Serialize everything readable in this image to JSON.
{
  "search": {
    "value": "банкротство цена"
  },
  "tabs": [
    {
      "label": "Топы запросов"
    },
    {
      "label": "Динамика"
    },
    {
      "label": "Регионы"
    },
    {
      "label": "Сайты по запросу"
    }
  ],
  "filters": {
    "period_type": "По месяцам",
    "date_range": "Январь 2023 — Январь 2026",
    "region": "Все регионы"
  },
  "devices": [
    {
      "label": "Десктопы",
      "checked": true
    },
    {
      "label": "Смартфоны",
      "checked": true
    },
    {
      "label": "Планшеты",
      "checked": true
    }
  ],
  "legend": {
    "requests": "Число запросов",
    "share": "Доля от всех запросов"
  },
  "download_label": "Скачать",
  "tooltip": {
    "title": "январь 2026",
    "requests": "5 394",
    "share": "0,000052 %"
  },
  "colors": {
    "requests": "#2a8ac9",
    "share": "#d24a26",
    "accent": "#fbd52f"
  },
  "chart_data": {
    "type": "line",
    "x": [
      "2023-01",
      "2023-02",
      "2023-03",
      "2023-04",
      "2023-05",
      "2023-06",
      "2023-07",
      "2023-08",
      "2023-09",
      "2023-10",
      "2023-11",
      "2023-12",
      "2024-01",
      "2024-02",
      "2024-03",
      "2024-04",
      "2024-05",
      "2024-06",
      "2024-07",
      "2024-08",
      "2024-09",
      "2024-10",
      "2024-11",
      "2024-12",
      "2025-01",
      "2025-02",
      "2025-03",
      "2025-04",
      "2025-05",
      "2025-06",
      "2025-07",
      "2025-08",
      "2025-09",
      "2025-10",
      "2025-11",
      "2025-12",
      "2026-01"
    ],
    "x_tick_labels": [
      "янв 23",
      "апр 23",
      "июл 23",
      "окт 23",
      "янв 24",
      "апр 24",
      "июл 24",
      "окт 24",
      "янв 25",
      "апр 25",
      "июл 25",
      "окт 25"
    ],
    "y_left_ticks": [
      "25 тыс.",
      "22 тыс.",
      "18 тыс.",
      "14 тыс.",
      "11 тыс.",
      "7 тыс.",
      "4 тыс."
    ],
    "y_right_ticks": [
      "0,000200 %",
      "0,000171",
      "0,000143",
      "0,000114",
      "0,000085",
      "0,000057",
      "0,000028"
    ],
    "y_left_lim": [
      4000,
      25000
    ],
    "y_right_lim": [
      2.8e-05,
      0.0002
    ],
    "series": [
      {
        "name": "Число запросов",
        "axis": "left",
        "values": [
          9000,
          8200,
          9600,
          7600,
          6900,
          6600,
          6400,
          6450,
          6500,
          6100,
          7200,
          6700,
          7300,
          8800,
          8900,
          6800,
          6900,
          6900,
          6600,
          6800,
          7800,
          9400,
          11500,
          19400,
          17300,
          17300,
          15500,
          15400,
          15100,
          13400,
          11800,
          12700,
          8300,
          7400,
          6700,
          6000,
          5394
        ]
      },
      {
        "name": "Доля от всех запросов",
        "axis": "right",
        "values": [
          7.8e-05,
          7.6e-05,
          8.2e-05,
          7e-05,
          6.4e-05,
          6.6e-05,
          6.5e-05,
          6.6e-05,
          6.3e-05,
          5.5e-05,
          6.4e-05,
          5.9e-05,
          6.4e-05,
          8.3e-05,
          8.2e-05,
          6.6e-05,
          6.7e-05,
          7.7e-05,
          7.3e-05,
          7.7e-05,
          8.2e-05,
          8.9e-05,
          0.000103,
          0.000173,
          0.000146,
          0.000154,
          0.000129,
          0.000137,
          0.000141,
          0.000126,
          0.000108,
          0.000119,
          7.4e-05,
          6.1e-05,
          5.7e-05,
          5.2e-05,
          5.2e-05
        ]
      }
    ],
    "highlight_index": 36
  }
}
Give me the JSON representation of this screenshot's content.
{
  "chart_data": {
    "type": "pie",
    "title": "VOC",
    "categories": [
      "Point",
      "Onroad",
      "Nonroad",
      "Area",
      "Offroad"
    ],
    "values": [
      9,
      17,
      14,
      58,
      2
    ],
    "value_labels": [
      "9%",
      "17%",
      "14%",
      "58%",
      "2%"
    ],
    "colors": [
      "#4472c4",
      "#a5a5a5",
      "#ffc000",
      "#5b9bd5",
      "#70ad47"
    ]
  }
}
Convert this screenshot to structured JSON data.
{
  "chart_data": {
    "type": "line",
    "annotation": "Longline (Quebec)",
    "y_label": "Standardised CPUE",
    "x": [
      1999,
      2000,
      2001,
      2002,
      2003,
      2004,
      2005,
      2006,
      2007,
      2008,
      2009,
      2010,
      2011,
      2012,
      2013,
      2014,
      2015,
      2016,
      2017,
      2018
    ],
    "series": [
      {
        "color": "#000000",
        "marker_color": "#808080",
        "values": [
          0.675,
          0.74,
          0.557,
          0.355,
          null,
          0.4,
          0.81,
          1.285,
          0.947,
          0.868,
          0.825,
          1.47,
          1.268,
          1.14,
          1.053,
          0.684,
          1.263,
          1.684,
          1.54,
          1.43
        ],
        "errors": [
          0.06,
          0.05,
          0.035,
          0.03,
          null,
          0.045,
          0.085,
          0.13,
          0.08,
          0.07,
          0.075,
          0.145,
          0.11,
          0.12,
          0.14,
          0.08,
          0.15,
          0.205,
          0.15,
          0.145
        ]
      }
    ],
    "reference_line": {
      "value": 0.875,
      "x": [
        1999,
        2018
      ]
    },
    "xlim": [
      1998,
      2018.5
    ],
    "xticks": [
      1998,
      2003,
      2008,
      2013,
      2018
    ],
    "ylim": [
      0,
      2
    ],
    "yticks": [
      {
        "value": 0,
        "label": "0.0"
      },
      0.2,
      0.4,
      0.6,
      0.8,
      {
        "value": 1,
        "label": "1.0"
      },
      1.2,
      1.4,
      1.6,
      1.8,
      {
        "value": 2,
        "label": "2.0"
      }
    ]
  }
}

----

> **Work to be completed**: The entries above must be returned in full, exactly as shown.

> **Result of this task**:
Serialize everything readable in this image to JSON.
{
  "search": {
    "value": "банкротство цена"
  },
  "tabs": [
    {
      "label": "Топы запросов"
    },
    {
      "label": "Динамика"
    },
    {
      "label": "Регионы"
    },
    {
      "label": "Сайты по запросу"
    }
  ],
  "filters": {
    "period_type": "По месяцам",
    "date_range": "Январь 2023 — Январь 2026",
    "region": "Все регионы"
  },
  "devices": [
    {
      "label": "Десктопы",
      "checked": true
    },
    {
      "label": "Смартфоны",
      "checked": true
    },
    {
      "label": "Планшеты",
      "checked": true
    }
  ],
  "legend": {
    "requests": "Число запросов",
    "share": "Доля от всех запросов"
  },
  "download_label": "Скачать",
  "tooltip": {
    "title": "январь 2026",
    "requests": "5 394",
    "share": "0,000052 %"
  },
  "colors": {
    "requests": "#2a8ac9",
    "share": "#d24a26",
    "accent": "#fbd52f"
  },
  "chart_data": {
    "type": "line",
    "x": [
      "2023-01",
      "2023-02",
      "2023-03",
      "2023-04",
      "2023-05",
      "2023-06",
      "2023-07",
      "2023-08",
      "2023-09",
      "2023-10",
      "2023-11",
      "2023-12",
      "2024-01",
      "2024-02",
      "2024-03",
      "2024-04",
      "2024-05",
      "2024-06",
      "2024-07",
      "2024-08",
      "2024-09",
      "2024-10",
      "2024-11",
      "2024-12",
      "2025-01",
      "2025-02",
      "2025-03",
      "2025-04",
      "2025-05",
      "2025-06",
      "2025-07",
      "2025-08",
      "2025-09",
      "2025-10",
      "2025-11",
      "2025-12",
      "2026-01"
    ],
    "x_tick_labels": [
      "янв 23",
      "апр 23",
      "июл 23",
      "окт 23",
      "янв 24",
      "апр 24",
      "июл 24",
      "окт 24",
      "янв 25",
      "апр 25",
      "июл 25",
      "окт 25"
    ],
    "y_left_ticks": [
      "25 тыс.",
      "22 тыс.",
      "18 тыс.",
      "14 тыс.",
      "11 тыс.",
      "7 тыс.",
      "4 тыс."
    ],
    "y_right_ticks": [
      "0,000200 %",
      "0,000171",
      "0,000143",
      "0,000114",
      "0,000085",
      "0,000057",
      "0,000028"
    ],
    "y_left_lim": [
      4000,
      25000
    ],
    "y_right_lim": [
      2.8e-05,
      0.0002
    ],
    "series": [
      {
        "name": "Число запросов",
        "axis": "left",
        "values": [
          9000,
          8200,
          9600,
          7600,
          6900,
          6600,
          6400,
          6450,
          6500,
          6100,
          7200,
          6700,
          7300,
          8800,
          8900,
          6800,
          6900,
          6900,
          6600,
          6800,
          7800,
          9400,
          11500,
          19400,
          17300,
          17300,
          15500,
          15400,
          15100,
          13400,
          11800,
          12700,
          8300,
          7400,
          6700,
          6000,
          5394
        ]
      },
      {
        "name": "Доля от всех запросов",
        "axis": "right",
        "values": [
          7.8e-05,
          7.6e-05,
          8.2e-05,
          7e-05,
          6.4e-05,
          6.6e-05,
          6.5e-05,
          6.6e-05,
          6.3e-05,
          5.5e-05,
          6.4e-05,
          5.9e-05,
          6.4e-05,
          8.3e-05,
          8.2e-05,
          6.6e-05,
          6.7e-05,
          7.7e-05,
          7.3e-05,
          7.7e-05,
          8.2e-05,
          8.9e-05,
          0.000103,
          0.000173,
          0.000146,
          0.000154,
          0.000129,
          0.000137,
          0.000141,
          0.000126,
          0.000108,
          0.000119,
          7.4e-05,
          6.1e-05,
          5.7e-05,
          5.2e-05,
          5.2e-05
        ]
      }
    ],
    "highlight_index": 36
  }
}
Give me the JSON representation of this screenshot's content.
{
  "chart_data": {
    "type": "pie",
    "title": "VOC",
    "categories": [
      "Point",
      "Onroad",
      "Nonroad",
      "Area",
      "Offroad"
    ],
    "values": [
      9,
      17,
      14,
      58,
      2
    ],
    "value_labels": [
      "9%",
      "17%",
      "14%",
      "58%",
      "2%"
    ],
    "colors": [
      "#4472c4",
      "#a5a5a5",
      "#ffc000",
      "#5b9bd5",
      "#70ad47"
    ]
  }
}
Convert this screenshot to structured JSON data.
{
  "chart_data": {
    "type": "line",
    "annotation": "Longline (Quebec)",
    "y_label": "Standardised CPUE",
    "x": [
      1999,
      2000,
      2001,
      2002,
      2003,
      2004,
      2005,
      2006,
      2007,
      2008,
      2009,
      2010,
      2011,
      2012,
      2013,
      2014,
      2015,
      2016,
      2017,
      2018
    ],
    "series": [
      {
        "color": "#000000",
        "marker_color": "#808080",
        "values": [
          0.675,
          0.74,
          0.557,
          0.355,
          null,
          0.4,
          0.81,
          1.285,
          0.947,
          0.868,
          0.825,
          1.47,
          1.268,
          1.14,
          1.053,
          0.684,
          1.263,
          1.684,
          1.54,
          1.43
        ],
        "errors": [
          0.06,
          0.05,
          0.035,
          0.03,
          null,
          0.045,
          0.085,
          0.13,
          0.08,
          0.07,
          0.075,
          0.145,
          0.11,
          0.12,
          0.14,
          0.08,
          0.15,
          0.205,
          0.15,
          0.145
        ]
      }
    ],
    "reference_line": {
      "value": 0.875,
      "x": [
        1999,
        2018
      ]
    },
    "xlim": [
      1998,
      2018.5
    ],
    "xticks": [
      1998,
      2003,
      2008,
      2013,
      2018
    ],
    "ylim": [
      0,
      2
    ],
    "yticks": [
      {
        "value": 0,
        "label": "0.0"
      },
      0.2,
      0.4,
      0.6,
      0.8,
      {
        "value": 1,
        "label": "1.0"
      },
      1.2,
      1.4,
      1.6,
      1.8,
      {
        "value": 2,
        "label": "2.0"
      }
    ]
  }
}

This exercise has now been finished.